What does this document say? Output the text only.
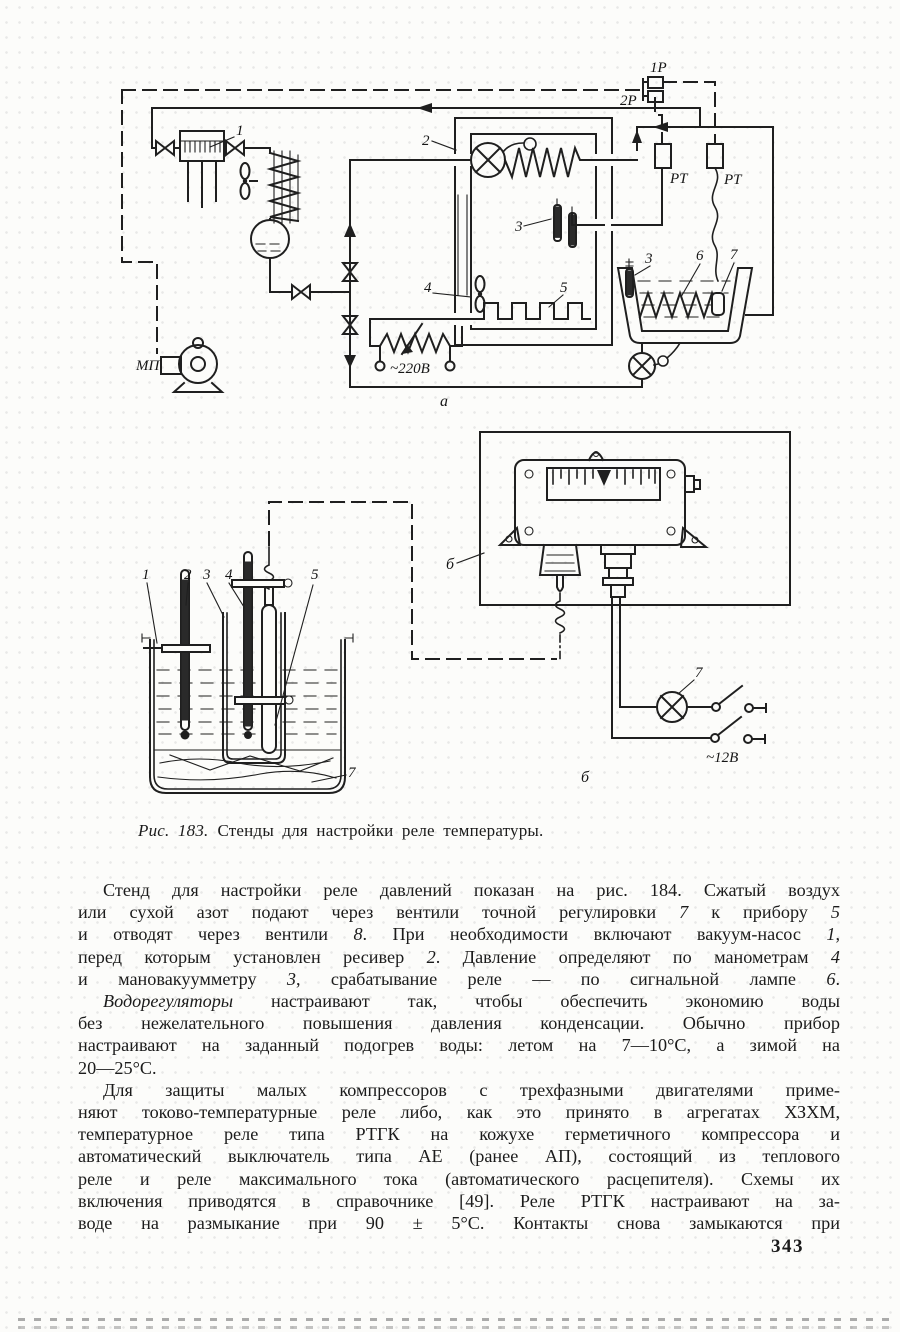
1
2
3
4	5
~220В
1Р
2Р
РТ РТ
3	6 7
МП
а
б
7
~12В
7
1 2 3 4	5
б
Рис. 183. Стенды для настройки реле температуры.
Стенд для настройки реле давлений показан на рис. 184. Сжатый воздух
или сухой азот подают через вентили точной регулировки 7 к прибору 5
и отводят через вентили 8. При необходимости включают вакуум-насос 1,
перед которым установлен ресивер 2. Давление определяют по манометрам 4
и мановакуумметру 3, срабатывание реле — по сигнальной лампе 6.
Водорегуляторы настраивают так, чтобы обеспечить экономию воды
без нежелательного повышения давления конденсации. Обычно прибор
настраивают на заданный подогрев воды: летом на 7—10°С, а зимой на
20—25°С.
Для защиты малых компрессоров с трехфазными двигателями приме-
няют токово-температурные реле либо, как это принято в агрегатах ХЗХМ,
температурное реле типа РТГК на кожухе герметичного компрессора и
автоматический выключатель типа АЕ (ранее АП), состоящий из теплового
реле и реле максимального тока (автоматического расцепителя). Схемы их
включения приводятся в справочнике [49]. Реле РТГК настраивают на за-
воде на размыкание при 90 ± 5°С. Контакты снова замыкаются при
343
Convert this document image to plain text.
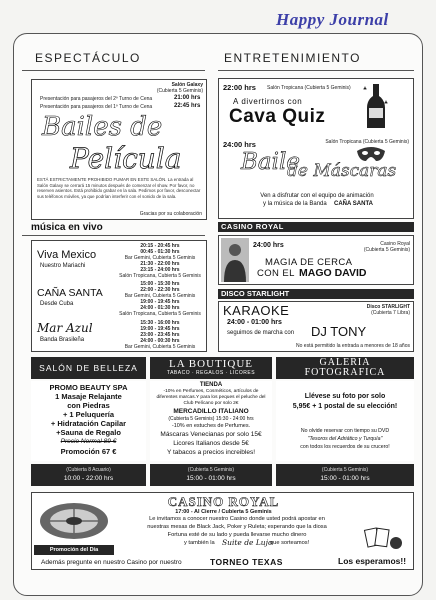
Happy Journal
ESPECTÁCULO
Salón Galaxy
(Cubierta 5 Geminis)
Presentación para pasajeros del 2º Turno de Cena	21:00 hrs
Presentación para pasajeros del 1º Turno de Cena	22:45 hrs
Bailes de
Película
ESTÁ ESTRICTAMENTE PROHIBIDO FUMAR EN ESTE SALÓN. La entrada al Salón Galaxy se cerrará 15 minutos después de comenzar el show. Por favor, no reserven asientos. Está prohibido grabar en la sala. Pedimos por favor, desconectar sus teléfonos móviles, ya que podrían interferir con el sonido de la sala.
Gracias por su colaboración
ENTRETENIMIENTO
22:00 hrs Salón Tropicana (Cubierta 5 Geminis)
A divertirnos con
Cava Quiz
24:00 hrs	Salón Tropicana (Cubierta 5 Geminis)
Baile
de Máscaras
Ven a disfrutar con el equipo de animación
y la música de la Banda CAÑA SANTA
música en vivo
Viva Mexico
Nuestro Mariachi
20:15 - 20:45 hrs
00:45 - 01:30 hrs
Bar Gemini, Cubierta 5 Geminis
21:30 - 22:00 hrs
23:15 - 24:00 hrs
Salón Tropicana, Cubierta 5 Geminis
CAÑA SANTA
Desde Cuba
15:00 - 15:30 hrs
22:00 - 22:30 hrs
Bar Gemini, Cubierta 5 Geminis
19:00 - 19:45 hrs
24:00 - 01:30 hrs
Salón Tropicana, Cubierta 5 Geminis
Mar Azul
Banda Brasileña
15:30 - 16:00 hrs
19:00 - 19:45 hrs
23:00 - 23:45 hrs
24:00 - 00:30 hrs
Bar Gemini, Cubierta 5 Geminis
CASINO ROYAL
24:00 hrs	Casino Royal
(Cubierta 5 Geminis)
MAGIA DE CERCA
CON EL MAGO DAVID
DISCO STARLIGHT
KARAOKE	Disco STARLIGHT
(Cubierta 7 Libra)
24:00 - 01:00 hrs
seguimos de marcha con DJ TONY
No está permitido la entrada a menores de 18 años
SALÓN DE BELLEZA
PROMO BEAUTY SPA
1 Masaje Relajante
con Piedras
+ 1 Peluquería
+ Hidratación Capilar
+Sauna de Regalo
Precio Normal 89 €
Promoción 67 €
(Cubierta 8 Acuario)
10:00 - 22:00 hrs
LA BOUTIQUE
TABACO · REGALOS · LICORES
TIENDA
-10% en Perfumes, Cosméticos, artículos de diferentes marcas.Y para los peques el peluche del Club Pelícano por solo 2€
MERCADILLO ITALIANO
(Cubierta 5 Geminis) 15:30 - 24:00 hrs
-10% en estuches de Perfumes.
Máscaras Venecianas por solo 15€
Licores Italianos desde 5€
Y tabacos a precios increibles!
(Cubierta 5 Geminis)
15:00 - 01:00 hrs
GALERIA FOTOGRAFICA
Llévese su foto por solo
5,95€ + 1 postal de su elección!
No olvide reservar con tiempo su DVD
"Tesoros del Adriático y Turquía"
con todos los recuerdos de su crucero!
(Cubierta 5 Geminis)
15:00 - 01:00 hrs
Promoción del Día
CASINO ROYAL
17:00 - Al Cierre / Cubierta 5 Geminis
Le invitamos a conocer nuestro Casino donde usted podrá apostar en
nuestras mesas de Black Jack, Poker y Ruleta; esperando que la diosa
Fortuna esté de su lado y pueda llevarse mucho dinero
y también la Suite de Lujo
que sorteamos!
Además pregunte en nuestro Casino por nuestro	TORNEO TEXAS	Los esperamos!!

:::::

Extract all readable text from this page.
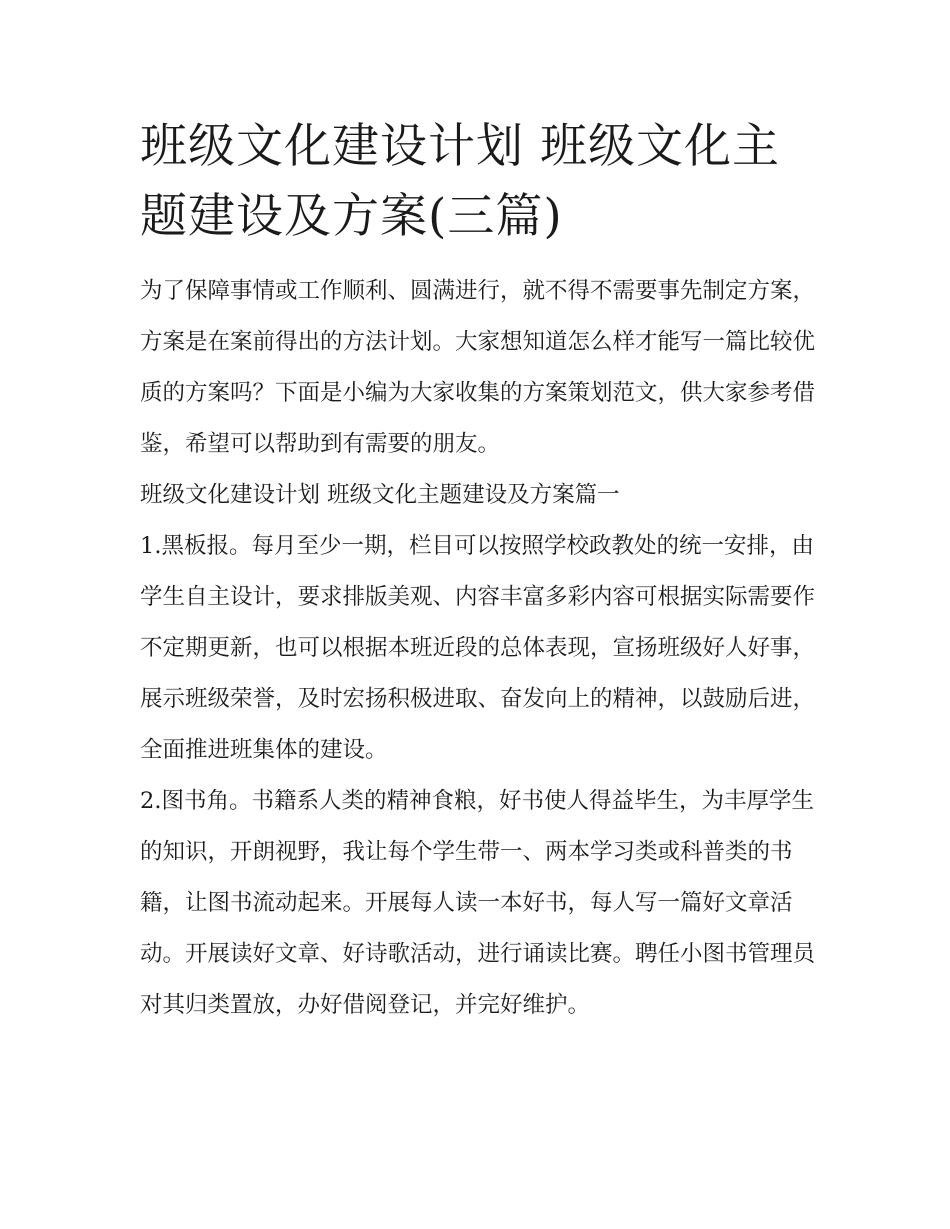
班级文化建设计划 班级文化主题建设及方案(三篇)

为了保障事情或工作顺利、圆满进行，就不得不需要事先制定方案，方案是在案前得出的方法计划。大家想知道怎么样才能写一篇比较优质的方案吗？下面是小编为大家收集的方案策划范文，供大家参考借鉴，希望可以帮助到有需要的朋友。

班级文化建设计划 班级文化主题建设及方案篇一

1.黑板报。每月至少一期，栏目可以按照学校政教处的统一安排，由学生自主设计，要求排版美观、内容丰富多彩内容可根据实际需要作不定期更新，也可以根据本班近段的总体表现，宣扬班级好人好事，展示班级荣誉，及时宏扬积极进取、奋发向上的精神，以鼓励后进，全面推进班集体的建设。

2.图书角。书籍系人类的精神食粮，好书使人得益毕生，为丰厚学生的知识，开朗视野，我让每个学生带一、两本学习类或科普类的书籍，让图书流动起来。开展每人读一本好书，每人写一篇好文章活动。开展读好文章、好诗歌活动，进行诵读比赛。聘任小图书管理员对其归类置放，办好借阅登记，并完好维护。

:::::

*Direction*:
Copy every line above that holds the word "música".

*Full response*:
y la música de la Banda CAÑA SANTA
música en vivo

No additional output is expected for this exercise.